What to do. Repeat every entry word for word, but leave the images out of your copy.

Supplied records.
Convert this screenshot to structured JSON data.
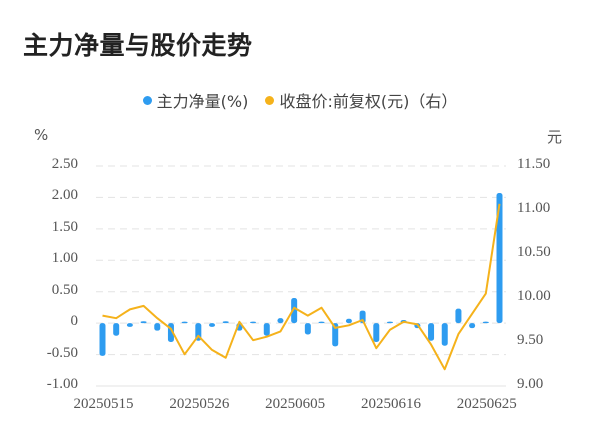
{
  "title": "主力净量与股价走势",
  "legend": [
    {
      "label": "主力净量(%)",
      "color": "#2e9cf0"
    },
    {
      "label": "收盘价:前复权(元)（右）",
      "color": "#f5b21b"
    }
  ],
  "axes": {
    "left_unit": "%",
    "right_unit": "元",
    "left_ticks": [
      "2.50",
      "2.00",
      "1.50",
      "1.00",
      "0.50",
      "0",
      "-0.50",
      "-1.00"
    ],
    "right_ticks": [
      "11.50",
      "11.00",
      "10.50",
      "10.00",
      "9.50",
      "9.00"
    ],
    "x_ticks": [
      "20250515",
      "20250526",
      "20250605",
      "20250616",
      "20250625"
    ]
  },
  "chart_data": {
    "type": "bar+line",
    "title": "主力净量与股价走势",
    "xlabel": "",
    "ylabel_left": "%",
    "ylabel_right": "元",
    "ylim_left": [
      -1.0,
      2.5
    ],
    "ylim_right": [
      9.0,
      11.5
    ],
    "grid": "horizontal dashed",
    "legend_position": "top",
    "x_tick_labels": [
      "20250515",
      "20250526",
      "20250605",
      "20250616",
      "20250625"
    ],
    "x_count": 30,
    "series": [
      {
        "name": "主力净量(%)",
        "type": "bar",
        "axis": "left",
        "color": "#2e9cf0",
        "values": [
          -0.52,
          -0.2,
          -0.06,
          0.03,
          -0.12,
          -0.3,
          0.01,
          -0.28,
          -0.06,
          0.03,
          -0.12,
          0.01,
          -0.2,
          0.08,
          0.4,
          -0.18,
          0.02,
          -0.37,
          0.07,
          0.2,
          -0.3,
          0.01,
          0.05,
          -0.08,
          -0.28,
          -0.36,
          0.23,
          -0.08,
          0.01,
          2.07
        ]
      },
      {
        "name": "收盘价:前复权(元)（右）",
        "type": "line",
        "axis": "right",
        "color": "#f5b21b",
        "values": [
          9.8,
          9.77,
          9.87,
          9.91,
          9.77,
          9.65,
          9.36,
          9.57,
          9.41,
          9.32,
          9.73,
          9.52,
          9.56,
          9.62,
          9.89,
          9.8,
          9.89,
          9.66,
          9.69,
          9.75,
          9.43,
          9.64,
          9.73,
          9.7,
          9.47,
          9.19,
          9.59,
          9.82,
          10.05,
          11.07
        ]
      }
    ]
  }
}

Finished exercise.
Convert this screenshot to structured JSON data.
{
  "title": "主力净量与股价走势",
  "legend": [
    {
      "label": "主力净量(%)",
      "color": "#2e9cf0"
    },
    {
      "label": "收盘价:前复权(元)（右）",
      "color": "#f5b21b"
    }
  ],
  "axes": {
    "left_unit": "%",
    "right_unit": "元",
    "left_ticks": [
      "2.50",
      "2.00",
      "1.50",
      "1.00",
      "0.50",
      "0",
      "-0.50",
      "-1.00"
    ],
    "right_ticks": [
      "11.50",
      "11.00",
      "10.50",
      "10.00",
      "9.50",
      "9.00"
    ],
    "x_ticks": [
      "20250515",
      "20250526",
      "20250605",
      "20250616",
      "20250625"
    ]
  },
  "chart_data": {
    "type": "bar+line",
    "title": "主力净量与股价走势",
    "xlabel": "",
    "ylabel_left": "%",
    "ylabel_right": "元",
    "ylim_left": [
      -1.0,
      2.5
    ],
    "ylim_right": [
      9.0,
      11.5
    ],
    "grid": "horizontal dashed",
    "legend_position": "top",
    "x_tick_labels": [
      "20250515",
      "20250526",
      "20250605",
      "20250616",
      "20250625"
    ],
    "x_count": 30,
    "series": [
      {
        "name": "主力净量(%)",
        "type": "bar",
        "axis": "left",
        "color": "#2e9cf0",
        "values": [
          -0.52,
          -0.2,
          -0.06,
          0.03,
          -0.12,
          -0.3,
          0.01,
          -0.28,
          -0.06,
          0.03,
          -0.12,
          0.01,
          -0.2,
          0.08,
          0.4,
          -0.18,
          0.02,
          -0.37,
          0.07,
          0.2,
          -0.3,
          0.01,
          0.05,
          -0.08,
          -0.28,
          -0.36,
          0.23,
          -0.08,
          0.01,
          2.07
        ]
      },
      {
        "name": "收盘价:前复权(元)（右）",
        "type": "line",
        "axis": "right",
        "color": "#f5b21b",
        "values": [
          9.8,
          9.77,
          9.87,
          9.91,
          9.77,
          9.65,
          9.36,
          9.57,
          9.41,
          9.32,
          9.73,
          9.52,
          9.56,
          9.62,
          9.89,
          9.8,
          9.89,
          9.66,
          9.69,
          9.75,
          9.43,
          9.64,
          9.73,
          9.7,
          9.47,
          9.19,
          9.59,
          9.82,
          10.05,
          11.07
        ]
      }
    ]
  }
}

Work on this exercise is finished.